■ **Task goal**: Word for word, print each line of the listing below; pictures stay out.
(begin)
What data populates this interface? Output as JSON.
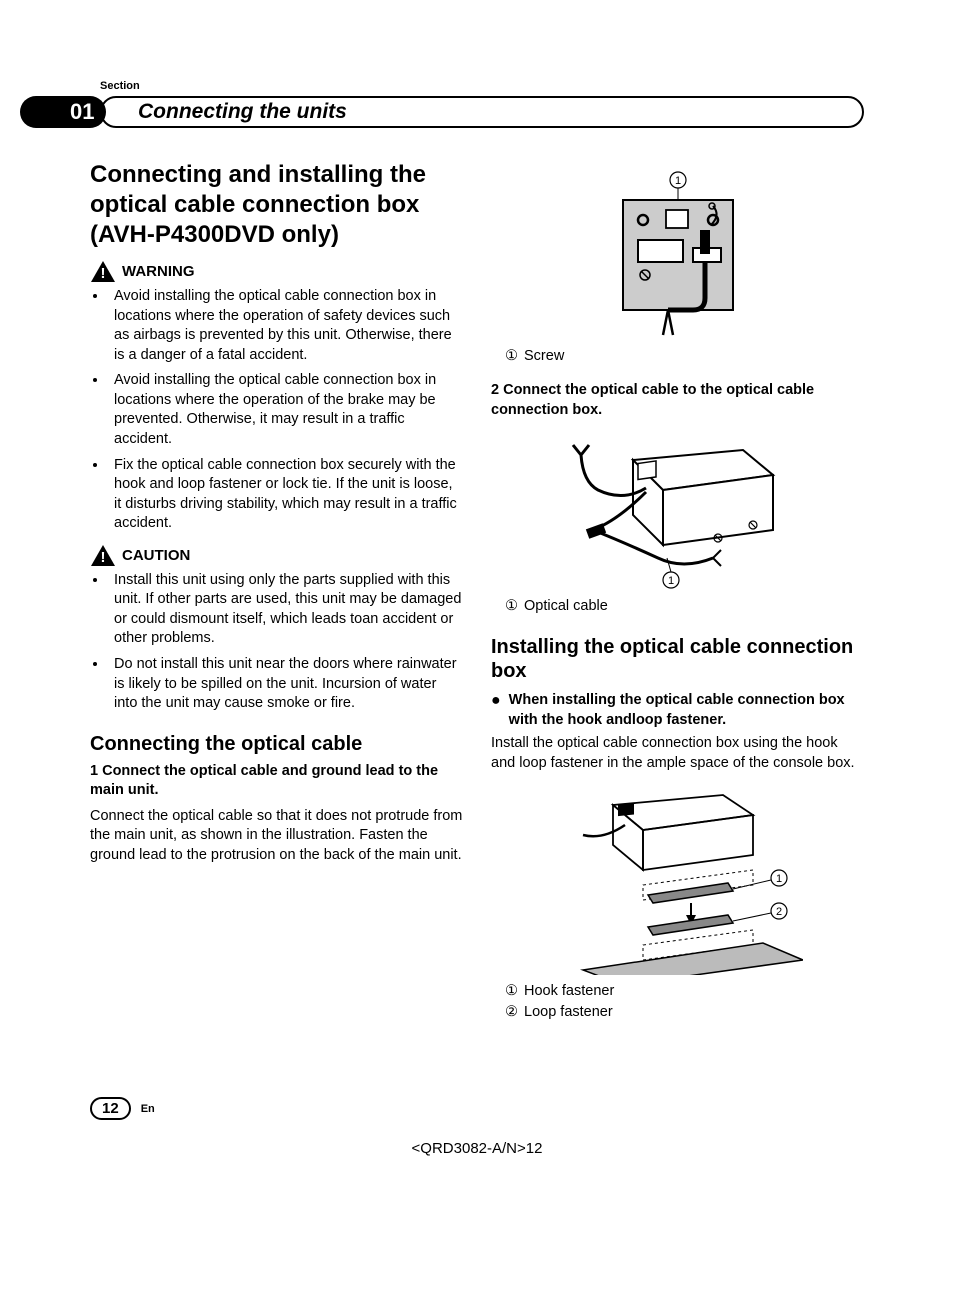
{
  "section_label": "Section",
  "header": {
    "number": "01",
    "title": "Connecting the units"
  },
  "left": {
    "h1": "Connecting and installing the optical cable connection box (AVH-P4300DVD only)",
    "warning_label": "WARNING",
    "warning_items": [
      "Avoid installing the optical cable connection box in locations where the operation of safety devices such as airbags is prevented by this unit. Otherwise, there is a danger of a fatal accident.",
      "Avoid installing the optical cable connection box in locations where the operation of the brake may be prevented. Otherwise, it may result in a traffic accident.",
      "Fix the optical cable connection box securely with the hook and loop fastener or lock tie. If the unit is loose, it disturbs driving stability, which may result in a traffic accident."
    ],
    "caution_label": "CAUTION",
    "caution_items": [
      "Install this unit using only the parts supplied with this unit. If other parts are used, this unit may be damaged or could dismount itself, which leads toan accident or other problems.",
      "Do not install this unit near the doors where rainwater is likely to be spilled on the unit. Incursion of water into the unit may cause smoke or fire."
    ],
    "h2": "Connecting the optical cable",
    "step1_label": "1    Connect the optical cable and ground lead to the main unit.",
    "step1_body": "Connect the optical cable so that it does not protrude from the main unit, as shown in the illustration. Fasten the ground lead to the protrusion on the back of the main unit."
  },
  "right": {
    "fig1_callout_1": "Screw",
    "step2_label": "2    Connect the optical cable to the optical cable connection box.",
    "fig2_callout_1": "Optical cable",
    "h2": "Installing the optical cable connection box",
    "subhead": "When installing the optical cable connection box with the hook andloop fastener.",
    "body": "Install the optical cable connection box using the hook and loop fastener in the ample space of the console box.",
    "fig3_callout_1": "Hook fastener",
    "fig3_callout_2": "Loop fastener"
  },
  "footer": {
    "page": "12",
    "lang": "En"
  },
  "doc_code": "<QRD3082-A/N>12"
}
(end)
■ **Solution to this problem**:
What data populates this interface? Output as JSON.
{
  "section_label": "Section",
  "header": {
    "number": "01",
    "title": "Connecting the units"
  },
  "left": {
    "h1": "Connecting and installing the optical cable connection box (AVH-P4300DVD only)",
    "warning_label": "WARNING",
    "warning_items": [
      "Avoid installing the optical cable connection box in locations where the operation of safety devices such as airbags is prevented by this unit. Otherwise, there is a danger of a fatal accident.",
      "Avoid installing the optical cable connection box in locations where the operation of the brake may be prevented. Otherwise, it may result in a traffic accident.",
      "Fix the optical cable connection box securely with the hook and loop fastener or lock tie. If the unit is loose, it disturbs driving stability, which may result in a traffic accident."
    ],
    "caution_label": "CAUTION",
    "caution_items": [
      "Install this unit using only the parts supplied with this unit. If other parts are used, this unit may be damaged or could dismount itself, which leads toan accident or other problems.",
      "Do not install this unit near the doors where rainwater is likely to be spilled on the unit. Incursion of water into the unit may cause smoke or fire."
    ],
    "h2": "Connecting the optical cable",
    "step1_label": "1    Connect the optical cable and ground lead to the main unit.",
    "step1_body": "Connect the optical cable so that it does not protrude from the main unit, as shown in the illustration. Fasten the ground lead to the protrusion on the back of the main unit."
  },
  "right": {
    "fig1_callout_1": "Screw",
    "step2_label": "2    Connect the optical cable to the optical cable connection box.",
    "fig2_callout_1": "Optical cable",
    "h2": "Installing the optical cable connection box",
    "subhead": "When installing the optical cable connection box with the hook andloop fastener.",
    "body": "Install the optical cable connection box using the hook and loop fastener in the ample space of the console box.",
    "fig3_callout_1": "Hook fastener",
    "fig3_callout_2": "Loop fastener"
  },
  "footer": {
    "page": "12",
    "lang": "En"
  },
  "doc_code": "<QRD3082-A/N>12"
}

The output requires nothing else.